● SUPPLIED DATA:
· · · ·

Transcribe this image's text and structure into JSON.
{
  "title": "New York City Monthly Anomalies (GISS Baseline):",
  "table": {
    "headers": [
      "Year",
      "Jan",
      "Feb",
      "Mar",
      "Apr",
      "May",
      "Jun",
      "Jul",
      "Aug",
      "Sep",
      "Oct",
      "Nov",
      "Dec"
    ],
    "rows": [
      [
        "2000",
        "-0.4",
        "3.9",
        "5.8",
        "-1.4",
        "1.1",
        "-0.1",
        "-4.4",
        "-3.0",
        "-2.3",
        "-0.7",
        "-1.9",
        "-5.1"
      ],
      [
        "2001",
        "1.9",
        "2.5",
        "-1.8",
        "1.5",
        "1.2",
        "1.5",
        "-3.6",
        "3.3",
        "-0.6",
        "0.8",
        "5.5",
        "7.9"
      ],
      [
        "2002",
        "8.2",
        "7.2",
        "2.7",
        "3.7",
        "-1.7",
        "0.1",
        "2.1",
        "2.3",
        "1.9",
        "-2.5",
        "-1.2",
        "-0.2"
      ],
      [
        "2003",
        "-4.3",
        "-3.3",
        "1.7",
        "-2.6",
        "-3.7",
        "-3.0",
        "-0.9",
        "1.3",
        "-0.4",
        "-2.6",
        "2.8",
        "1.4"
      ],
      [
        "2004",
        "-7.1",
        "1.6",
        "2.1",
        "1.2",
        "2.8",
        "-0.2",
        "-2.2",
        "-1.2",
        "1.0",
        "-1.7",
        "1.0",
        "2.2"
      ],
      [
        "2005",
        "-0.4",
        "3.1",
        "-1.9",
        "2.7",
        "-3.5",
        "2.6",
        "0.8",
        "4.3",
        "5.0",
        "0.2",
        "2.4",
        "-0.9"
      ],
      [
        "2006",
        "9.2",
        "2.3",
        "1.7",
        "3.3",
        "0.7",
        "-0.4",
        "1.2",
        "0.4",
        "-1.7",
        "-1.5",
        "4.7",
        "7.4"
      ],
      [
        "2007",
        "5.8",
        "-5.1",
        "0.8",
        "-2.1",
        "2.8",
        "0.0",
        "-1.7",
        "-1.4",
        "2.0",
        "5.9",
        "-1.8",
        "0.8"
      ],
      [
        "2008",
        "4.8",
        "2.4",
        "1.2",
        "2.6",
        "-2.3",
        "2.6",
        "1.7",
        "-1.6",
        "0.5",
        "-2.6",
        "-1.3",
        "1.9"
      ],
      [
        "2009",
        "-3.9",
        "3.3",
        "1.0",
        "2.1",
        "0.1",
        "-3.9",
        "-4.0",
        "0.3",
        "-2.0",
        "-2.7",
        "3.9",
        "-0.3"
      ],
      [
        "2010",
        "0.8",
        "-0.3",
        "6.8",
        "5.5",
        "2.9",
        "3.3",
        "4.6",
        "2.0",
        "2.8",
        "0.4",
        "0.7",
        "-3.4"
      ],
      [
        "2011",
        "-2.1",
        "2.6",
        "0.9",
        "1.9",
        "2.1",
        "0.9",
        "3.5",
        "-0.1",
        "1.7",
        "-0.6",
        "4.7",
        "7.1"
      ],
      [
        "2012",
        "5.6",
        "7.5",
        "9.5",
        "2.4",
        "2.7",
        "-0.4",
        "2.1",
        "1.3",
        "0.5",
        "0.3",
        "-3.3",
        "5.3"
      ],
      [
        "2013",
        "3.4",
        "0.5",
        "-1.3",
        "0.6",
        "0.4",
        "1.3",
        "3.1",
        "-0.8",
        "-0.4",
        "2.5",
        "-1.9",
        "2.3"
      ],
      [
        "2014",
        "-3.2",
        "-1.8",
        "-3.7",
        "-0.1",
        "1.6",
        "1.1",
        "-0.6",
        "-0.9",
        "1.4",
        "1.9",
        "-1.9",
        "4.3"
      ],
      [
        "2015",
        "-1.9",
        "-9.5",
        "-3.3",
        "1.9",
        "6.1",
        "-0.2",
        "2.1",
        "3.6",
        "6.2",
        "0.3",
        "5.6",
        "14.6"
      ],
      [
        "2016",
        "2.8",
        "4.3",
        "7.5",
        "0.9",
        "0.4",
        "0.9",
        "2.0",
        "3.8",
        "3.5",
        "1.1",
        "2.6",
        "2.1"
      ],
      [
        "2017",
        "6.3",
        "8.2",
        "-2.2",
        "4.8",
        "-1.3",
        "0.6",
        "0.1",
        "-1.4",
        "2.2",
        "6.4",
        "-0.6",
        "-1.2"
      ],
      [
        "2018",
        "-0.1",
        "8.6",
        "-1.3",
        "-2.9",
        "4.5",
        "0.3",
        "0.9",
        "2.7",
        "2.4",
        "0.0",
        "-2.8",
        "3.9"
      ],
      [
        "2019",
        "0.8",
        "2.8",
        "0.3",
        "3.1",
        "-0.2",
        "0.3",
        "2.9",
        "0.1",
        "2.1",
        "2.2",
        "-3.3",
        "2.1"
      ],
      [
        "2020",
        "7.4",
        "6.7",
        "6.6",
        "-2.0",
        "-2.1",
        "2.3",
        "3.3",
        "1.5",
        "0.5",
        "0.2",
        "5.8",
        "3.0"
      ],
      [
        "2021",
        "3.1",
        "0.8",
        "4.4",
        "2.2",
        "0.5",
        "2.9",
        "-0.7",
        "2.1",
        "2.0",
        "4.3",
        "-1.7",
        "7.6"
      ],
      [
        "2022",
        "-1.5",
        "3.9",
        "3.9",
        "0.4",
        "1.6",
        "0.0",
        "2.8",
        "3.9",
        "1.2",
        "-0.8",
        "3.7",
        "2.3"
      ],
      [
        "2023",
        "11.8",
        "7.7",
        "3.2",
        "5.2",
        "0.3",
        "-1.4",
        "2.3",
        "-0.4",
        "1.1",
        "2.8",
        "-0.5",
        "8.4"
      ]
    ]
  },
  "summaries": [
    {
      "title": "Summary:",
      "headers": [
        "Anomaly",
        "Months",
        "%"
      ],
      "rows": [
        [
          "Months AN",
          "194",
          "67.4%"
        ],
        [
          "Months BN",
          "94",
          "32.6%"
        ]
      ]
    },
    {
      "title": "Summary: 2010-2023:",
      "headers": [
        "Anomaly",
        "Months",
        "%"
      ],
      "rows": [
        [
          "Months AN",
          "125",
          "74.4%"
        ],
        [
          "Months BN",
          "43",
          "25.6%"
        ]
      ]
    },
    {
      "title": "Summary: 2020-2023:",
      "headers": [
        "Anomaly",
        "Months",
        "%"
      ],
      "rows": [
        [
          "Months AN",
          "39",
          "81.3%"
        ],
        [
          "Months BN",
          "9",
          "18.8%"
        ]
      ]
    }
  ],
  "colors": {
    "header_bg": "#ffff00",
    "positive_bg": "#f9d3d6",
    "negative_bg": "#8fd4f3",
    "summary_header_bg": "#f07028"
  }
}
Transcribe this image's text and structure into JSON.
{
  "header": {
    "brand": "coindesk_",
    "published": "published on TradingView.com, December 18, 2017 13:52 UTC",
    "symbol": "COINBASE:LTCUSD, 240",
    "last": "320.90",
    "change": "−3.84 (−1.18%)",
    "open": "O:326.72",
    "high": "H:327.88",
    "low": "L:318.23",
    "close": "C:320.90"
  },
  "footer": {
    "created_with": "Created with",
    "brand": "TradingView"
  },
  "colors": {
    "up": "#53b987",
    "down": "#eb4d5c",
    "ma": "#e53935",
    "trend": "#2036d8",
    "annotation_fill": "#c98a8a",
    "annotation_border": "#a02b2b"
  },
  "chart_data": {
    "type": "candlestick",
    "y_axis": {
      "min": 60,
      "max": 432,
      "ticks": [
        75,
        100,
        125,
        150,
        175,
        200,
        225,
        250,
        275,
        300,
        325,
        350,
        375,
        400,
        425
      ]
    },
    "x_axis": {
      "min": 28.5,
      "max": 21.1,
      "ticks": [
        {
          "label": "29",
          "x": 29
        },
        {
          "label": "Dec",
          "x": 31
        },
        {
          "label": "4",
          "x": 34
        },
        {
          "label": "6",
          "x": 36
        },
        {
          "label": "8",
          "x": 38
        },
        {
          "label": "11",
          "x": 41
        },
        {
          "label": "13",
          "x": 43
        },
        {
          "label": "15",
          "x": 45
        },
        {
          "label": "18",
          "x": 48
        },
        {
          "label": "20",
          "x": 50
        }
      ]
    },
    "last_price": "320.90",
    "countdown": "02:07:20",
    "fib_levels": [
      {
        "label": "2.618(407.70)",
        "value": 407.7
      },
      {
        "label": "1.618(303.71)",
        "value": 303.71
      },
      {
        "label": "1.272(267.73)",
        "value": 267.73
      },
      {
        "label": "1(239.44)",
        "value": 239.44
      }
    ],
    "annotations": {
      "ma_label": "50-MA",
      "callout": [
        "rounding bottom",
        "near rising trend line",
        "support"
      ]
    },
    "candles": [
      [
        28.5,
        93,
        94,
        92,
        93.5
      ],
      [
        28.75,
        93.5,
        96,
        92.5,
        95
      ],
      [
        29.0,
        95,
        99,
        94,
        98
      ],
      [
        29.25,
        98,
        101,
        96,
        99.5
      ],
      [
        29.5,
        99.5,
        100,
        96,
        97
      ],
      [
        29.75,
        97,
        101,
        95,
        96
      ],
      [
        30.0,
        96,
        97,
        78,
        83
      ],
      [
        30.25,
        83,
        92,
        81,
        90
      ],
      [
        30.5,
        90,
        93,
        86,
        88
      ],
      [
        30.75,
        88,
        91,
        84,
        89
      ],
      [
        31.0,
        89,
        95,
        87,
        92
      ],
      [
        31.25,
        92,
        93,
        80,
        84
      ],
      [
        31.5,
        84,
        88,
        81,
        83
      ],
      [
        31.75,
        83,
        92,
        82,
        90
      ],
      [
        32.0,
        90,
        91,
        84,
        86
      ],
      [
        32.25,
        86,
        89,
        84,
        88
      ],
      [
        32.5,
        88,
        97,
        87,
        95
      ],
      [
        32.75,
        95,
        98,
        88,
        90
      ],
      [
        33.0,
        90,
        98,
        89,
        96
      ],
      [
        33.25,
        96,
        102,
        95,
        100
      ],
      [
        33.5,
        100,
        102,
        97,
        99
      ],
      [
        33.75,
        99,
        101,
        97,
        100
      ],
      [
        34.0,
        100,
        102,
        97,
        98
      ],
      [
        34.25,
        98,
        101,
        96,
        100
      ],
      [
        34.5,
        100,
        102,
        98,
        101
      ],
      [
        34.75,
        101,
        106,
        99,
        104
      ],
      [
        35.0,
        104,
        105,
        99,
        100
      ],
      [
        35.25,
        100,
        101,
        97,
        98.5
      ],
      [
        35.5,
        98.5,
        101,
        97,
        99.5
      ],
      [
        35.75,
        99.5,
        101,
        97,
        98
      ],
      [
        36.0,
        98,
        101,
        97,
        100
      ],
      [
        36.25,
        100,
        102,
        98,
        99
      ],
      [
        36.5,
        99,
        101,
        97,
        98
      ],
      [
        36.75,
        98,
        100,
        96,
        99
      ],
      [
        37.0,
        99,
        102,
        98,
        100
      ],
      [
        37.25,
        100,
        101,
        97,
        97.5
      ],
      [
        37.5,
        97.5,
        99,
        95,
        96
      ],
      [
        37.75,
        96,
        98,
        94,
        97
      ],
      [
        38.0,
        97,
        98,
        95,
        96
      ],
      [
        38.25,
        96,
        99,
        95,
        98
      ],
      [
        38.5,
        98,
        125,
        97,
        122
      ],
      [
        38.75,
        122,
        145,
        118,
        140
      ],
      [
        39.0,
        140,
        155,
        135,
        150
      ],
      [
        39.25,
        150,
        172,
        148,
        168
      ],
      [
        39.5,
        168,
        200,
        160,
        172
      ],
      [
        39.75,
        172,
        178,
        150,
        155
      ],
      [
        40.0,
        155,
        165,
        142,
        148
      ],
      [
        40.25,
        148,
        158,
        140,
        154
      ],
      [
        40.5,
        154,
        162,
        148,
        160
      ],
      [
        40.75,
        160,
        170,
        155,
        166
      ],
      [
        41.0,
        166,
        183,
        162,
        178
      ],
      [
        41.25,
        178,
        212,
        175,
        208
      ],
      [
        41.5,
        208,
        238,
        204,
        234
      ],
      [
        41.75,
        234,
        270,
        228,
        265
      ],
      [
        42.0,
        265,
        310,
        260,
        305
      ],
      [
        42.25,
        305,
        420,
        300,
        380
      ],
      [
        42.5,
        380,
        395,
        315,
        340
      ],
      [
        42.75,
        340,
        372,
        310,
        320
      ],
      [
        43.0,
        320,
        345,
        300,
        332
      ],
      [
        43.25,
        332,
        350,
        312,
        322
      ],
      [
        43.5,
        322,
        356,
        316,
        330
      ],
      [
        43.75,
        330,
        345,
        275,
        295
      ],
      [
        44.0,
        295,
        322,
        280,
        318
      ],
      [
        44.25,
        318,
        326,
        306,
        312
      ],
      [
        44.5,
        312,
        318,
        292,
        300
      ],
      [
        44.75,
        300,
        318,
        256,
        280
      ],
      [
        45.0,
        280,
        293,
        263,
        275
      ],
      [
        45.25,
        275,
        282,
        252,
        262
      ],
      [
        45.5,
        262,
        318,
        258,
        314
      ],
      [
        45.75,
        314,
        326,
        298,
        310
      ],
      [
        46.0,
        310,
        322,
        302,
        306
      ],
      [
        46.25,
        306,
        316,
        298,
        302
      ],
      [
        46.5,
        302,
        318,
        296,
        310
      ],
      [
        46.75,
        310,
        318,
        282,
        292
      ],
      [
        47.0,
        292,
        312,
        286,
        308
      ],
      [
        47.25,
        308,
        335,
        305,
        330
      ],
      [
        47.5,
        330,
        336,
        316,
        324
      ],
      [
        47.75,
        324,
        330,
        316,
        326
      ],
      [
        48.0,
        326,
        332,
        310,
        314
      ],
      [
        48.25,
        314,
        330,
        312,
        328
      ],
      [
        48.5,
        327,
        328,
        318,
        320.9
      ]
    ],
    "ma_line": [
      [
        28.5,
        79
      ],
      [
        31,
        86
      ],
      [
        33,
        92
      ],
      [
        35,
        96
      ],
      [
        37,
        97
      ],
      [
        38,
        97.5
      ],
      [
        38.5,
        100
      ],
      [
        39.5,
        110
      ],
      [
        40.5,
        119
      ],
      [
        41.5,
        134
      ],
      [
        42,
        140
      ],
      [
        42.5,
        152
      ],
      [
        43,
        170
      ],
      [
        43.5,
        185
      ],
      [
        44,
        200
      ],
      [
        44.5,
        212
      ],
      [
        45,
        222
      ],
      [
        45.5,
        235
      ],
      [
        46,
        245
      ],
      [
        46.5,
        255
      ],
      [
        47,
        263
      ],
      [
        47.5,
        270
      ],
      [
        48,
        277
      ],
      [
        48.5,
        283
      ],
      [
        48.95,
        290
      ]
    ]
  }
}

· · · ·

● SHORT EXERCISE: Pull every line containing the word "TradingView" out of the material.

● WRITTEN SOLUTION:
    "published": "published on TradingView.com, December 18, 2017 13:52 UTC",
    "brand": "TradingView"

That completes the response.